### Stated goal:
Write out the entire listing below exactly as it appears, minus any pictures.

Begin Entries provided

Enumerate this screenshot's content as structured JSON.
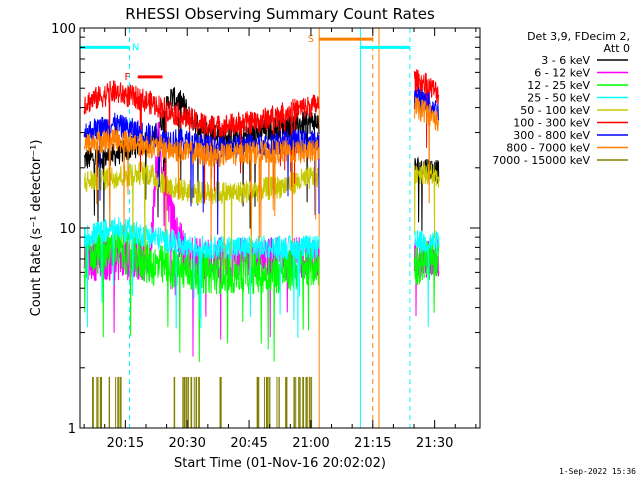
{
  "chart_data": {
    "type": "line",
    "title": "RHESSI Observing Summary Count Rates",
    "xlabel": "Start Time (01-Nov-16 20:02:02)",
    "ylabel": "Count Rate (s⁻¹ detector⁻¹)",
    "yscale": "log",
    "ylim": [
      1,
      100
    ],
    "y_ticks": [
      {
        "value": 1,
        "label": "1"
      },
      {
        "value": 10,
        "label": "10"
      },
      {
        "value": 100,
        "label": "100"
      }
    ],
    "x_ticks": [
      {
        "minutes": 13,
        "label": "20:15"
      },
      {
        "minutes": 28,
        "label": "20:30"
      },
      {
        "minutes": 43,
        "label": "20:45"
      },
      {
        "minutes": 58,
        "label": "21:00"
      },
      {
        "minutes": 73,
        "label": "21:15"
      },
      {
        "minutes": 88,
        "label": "21:30"
      }
    ],
    "xlim_minutes": [
      2,
      99
    ],
    "legend_header": [
      "Det 3,9, FDecim 2,",
      "Att 0"
    ],
    "legend_position": "right",
    "footer": "1-Sep-2022 15:36",
    "series": [
      {
        "name": "3 - 6 keV",
        "color": "#000000",
        "x": [
          3,
          10,
          20,
          24,
          27,
          29,
          33,
          40,
          50,
          59,
          83,
          86,
          89
        ],
        "y": [
          22,
          23,
          28,
          45,
          42,
          35,
          30,
          28,
          32,
          34,
          20,
          20,
          19
        ]
      },
      {
        "name": "6 - 12 keV",
        "color": "#ff00ff",
        "x": [
          3,
          10,
          19,
          21,
          23,
          25,
          26,
          27,
          28,
          29,
          83,
          86,
          89
        ],
        "y": [
          7,
          7,
          7,
          28,
          15,
          10,
          9,
          8,
          7,
          7,
          7,
          7,
          7
        ]
      },
      {
        "name": "12 - 25 keV",
        "color": "#00ff00",
        "x": [
          3,
          10,
          20,
          30,
          40,
          50,
          59,
          83,
          86,
          89
        ],
        "y": [
          7,
          8,
          6.5,
          6,
          6,
          6,
          6.5,
          6.5,
          7,
          7
        ]
      },
      {
        "name": "25 - 50 keV",
        "color": "#00ffff",
        "x": [
          3,
          10,
          20,
          30,
          40,
          50,
          59,
          83,
          86,
          89
        ],
        "y": [
          9,
          10,
          9,
          8,
          8,
          8,
          8,
          8.5,
          8.5,
          8.5
        ]
      },
      {
        "name": "50 - 100 keV",
        "color": "#c8c800",
        "x": [
          3,
          10,
          18,
          24,
          30,
          40,
          50,
          59,
          83,
          86,
          89
        ],
        "y": [
          17,
          18,
          19,
          16,
          15,
          15,
          16,
          18,
          19,
          19,
          18
        ]
      },
      {
        "name": "100 - 300 keV",
        "color": "#ff0000",
        "x": [
          3,
          10,
          17,
          22,
          28,
          35,
          45,
          52,
          59,
          83,
          86,
          89
        ],
        "y": [
          42,
          48,
          44,
          40,
          35,
          32,
          34,
          38,
          41,
          55,
          52,
          47
        ]
      },
      {
        "name": "300 - 800 keV",
        "color": "#0000ff",
        "x": [
          3,
          10,
          17,
          22,
          28,
          35,
          45,
          52,
          59,
          83,
          86,
          89
        ],
        "y": [
          30,
          33,
          30,
          28,
          27,
          25,
          26,
          27,
          27,
          45,
          43,
          38
        ]
      },
      {
        "name": "800 - 7000 keV",
        "color": "#ff8000",
        "x": [
          3,
          10,
          17,
          22,
          28,
          35,
          45,
          52,
          59,
          83,
          86,
          89
        ],
        "y": [
          26,
          28,
          26,
          25,
          24,
          23,
          24,
          24,
          24,
          40,
          38,
          34
        ]
      },
      {
        "name": "7000 - 15000 keV",
        "color": "#808000",
        "x": [
          5,
          6,
          7,
          9,
          11,
          12,
          25,
          27,
          28,
          29,
          30,
          31,
          36,
          45,
          47,
          48,
          50,
          52,
          54,
          55,
          56,
          57,
          58
        ],
        "y": [
          1.8,
          1.8,
          1.8,
          1.8,
          1.8,
          1.8,
          1.8,
          1.8,
          1.8,
          1.8,
          1.8,
          1.8,
          1.8,
          1.8,
          1.8,
          1.8,
          1.8,
          1.8,
          1.8,
          1.8,
          1.8,
          1.8,
          1.8
        ]
      }
    ],
    "gaps_minutes": [
      [
        60,
        83
      ],
      [
        90,
        99
      ]
    ],
    "segments": [
      {
        "label": "N",
        "color": "#00ffff",
        "x_start": 2,
        "x_end": 14,
        "y": 80,
        "label_x": 15.5
      },
      {
        "label": "F",
        "color": "#ff0000",
        "x_start": 16,
        "x_end": 22,
        "y": 57,
        "label_x": 13.5
      },
      {
        "label": "S",
        "color": "#ff8000",
        "x_start": 60,
        "x_end": 73,
        "y": 88,
        "label_x": 58
      },
      {
        "label": "",
        "color": "#00ffff",
        "x_start": 70,
        "x_end": 82,
        "y": 80,
        "label_x": 0
      }
    ],
    "vlines": [
      {
        "x": 2,
        "color": "#00ffff",
        "style": "solid"
      },
      {
        "x": 14,
        "color": "#00ffff",
        "style": "dashed"
      },
      {
        "x": 60,
        "color": "#ff8000",
        "style": "solid"
      },
      {
        "x": 70,
        "color": "#00ffff",
        "style": "solid"
      },
      {
        "x": 73,
        "color": "#ff8000",
        "style": "dashed"
      },
      {
        "x": 74.5,
        "color": "#ff8000",
        "style": "solid"
      },
      {
        "x": 82,
        "color": "#00ffff",
        "style": "dashed"
      }
    ],
    "grid": false
  }
}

End Entries provided

### Solution to this problem:
Enumerate this screenshot's content as structured JSON.
{
  "chart_data": {
    "type": "line",
    "title": "RHESSI Observing Summary Count Rates",
    "xlabel": "Start Time (01-Nov-16 20:02:02)",
    "ylabel": "Count Rate (s⁻¹ detector⁻¹)",
    "yscale": "log",
    "ylim": [
      1,
      100
    ],
    "y_ticks": [
      {
        "value": 1,
        "label": "1"
      },
      {
        "value": 10,
        "label": "10"
      },
      {
        "value": 100,
        "label": "100"
      }
    ],
    "x_ticks": [
      {
        "minutes": 13,
        "label": "20:15"
      },
      {
        "minutes": 28,
        "label": "20:30"
      },
      {
        "minutes": 43,
        "label": "20:45"
      },
      {
        "minutes": 58,
        "label": "21:00"
      },
      {
        "minutes": 73,
        "label": "21:15"
      },
      {
        "minutes": 88,
        "label": "21:30"
      }
    ],
    "xlim_minutes": [
      2,
      99
    ],
    "legend_header": [
      "Det 3,9, FDecim 2,",
      "Att 0"
    ],
    "legend_position": "right",
    "footer": "1-Sep-2022 15:36",
    "series": [
      {
        "name": "3 - 6 keV",
        "color": "#000000",
        "x": [
          3,
          10,
          20,
          24,
          27,
          29,
          33,
          40,
          50,
          59,
          83,
          86,
          89
        ],
        "y": [
          22,
          23,
          28,
          45,
          42,
          35,
          30,
          28,
          32,
          34,
          20,
          20,
          19
        ]
      },
      {
        "name": "6 - 12 keV",
        "color": "#ff00ff",
        "x": [
          3,
          10,
          19,
          21,
          23,
          25,
          26,
          27,
          28,
          29,
          83,
          86,
          89
        ],
        "y": [
          7,
          7,
          7,
          28,
          15,
          10,
          9,
          8,
          7,
          7,
          7,
          7,
          7
        ]
      },
      {
        "name": "12 - 25 keV",
        "color": "#00ff00",
        "x": [
          3,
          10,
          20,
          30,
          40,
          50,
          59,
          83,
          86,
          89
        ],
        "y": [
          7,
          8,
          6.5,
          6,
          6,
          6,
          6.5,
          6.5,
          7,
          7
        ]
      },
      {
        "name": "25 - 50 keV",
        "color": "#00ffff",
        "x": [
          3,
          10,
          20,
          30,
          40,
          50,
          59,
          83,
          86,
          89
        ],
        "y": [
          9,
          10,
          9,
          8,
          8,
          8,
          8,
          8.5,
          8.5,
          8.5
        ]
      },
      {
        "name": "50 - 100 keV",
        "color": "#c8c800",
        "x": [
          3,
          10,
          18,
          24,
          30,
          40,
          50,
          59,
          83,
          86,
          89
        ],
        "y": [
          17,
          18,
          19,
          16,
          15,
          15,
          16,
          18,
          19,
          19,
          18
        ]
      },
      {
        "name": "100 - 300 keV",
        "color": "#ff0000",
        "x": [
          3,
          10,
          17,
          22,
          28,
          35,
          45,
          52,
          59,
          83,
          86,
          89
        ],
        "y": [
          42,
          48,
          44,
          40,
          35,
          32,
          34,
          38,
          41,
          55,
          52,
          47
        ]
      },
      {
        "name": "300 - 800 keV",
        "color": "#0000ff",
        "x": [
          3,
          10,
          17,
          22,
          28,
          35,
          45,
          52,
          59,
          83,
          86,
          89
        ],
        "y": [
          30,
          33,
          30,
          28,
          27,
          25,
          26,
          27,
          27,
          45,
          43,
          38
        ]
      },
      {
        "name": "800 - 7000 keV",
        "color": "#ff8000",
        "x": [
          3,
          10,
          17,
          22,
          28,
          35,
          45,
          52,
          59,
          83,
          86,
          89
        ],
        "y": [
          26,
          28,
          26,
          25,
          24,
          23,
          24,
          24,
          24,
          40,
          38,
          34
        ]
      },
      {
        "name": "7000 - 15000 keV",
        "color": "#808000",
        "x": [
          5,
          6,
          7,
          9,
          11,
          12,
          25,
          27,
          28,
          29,
          30,
          31,
          36,
          45,
          47,
          48,
          50,
          52,
          54,
          55,
          56,
          57,
          58
        ],
        "y": [
          1.8,
          1.8,
          1.8,
          1.8,
          1.8,
          1.8,
          1.8,
          1.8,
          1.8,
          1.8,
          1.8,
          1.8,
          1.8,
          1.8,
          1.8,
          1.8,
          1.8,
          1.8,
          1.8,
          1.8,
          1.8,
          1.8,
          1.8
        ]
      }
    ],
    "gaps_minutes": [
      [
        60,
        83
      ],
      [
        90,
        99
      ]
    ],
    "segments": [
      {
        "label": "N",
        "color": "#00ffff",
        "x_start": 2,
        "x_end": 14,
        "y": 80,
        "label_x": 15.5
      },
      {
        "label": "F",
        "color": "#ff0000",
        "x_start": 16,
        "x_end": 22,
        "y": 57,
        "label_x": 13.5
      },
      {
        "label": "S",
        "color": "#ff8000",
        "x_start": 60,
        "x_end": 73,
        "y": 88,
        "label_x": 58
      },
      {
        "label": "",
        "color": "#00ffff",
        "x_start": 70,
        "x_end": 82,
        "y": 80,
        "label_x": 0
      }
    ],
    "vlines": [
      {
        "x": 2,
        "color": "#00ffff",
        "style": "solid"
      },
      {
        "x": 14,
        "color": "#00ffff",
        "style": "dashed"
      },
      {
        "x": 60,
        "color": "#ff8000",
        "style": "solid"
      },
      {
        "x": 70,
        "color": "#00ffff",
        "style": "solid"
      },
      {
        "x": 73,
        "color": "#ff8000",
        "style": "dashed"
      },
      {
        "x": 74.5,
        "color": "#ff8000",
        "style": "solid"
      },
      {
        "x": 82,
        "color": "#00ffff",
        "style": "dashed"
      }
    ],
    "grid": false
  }
}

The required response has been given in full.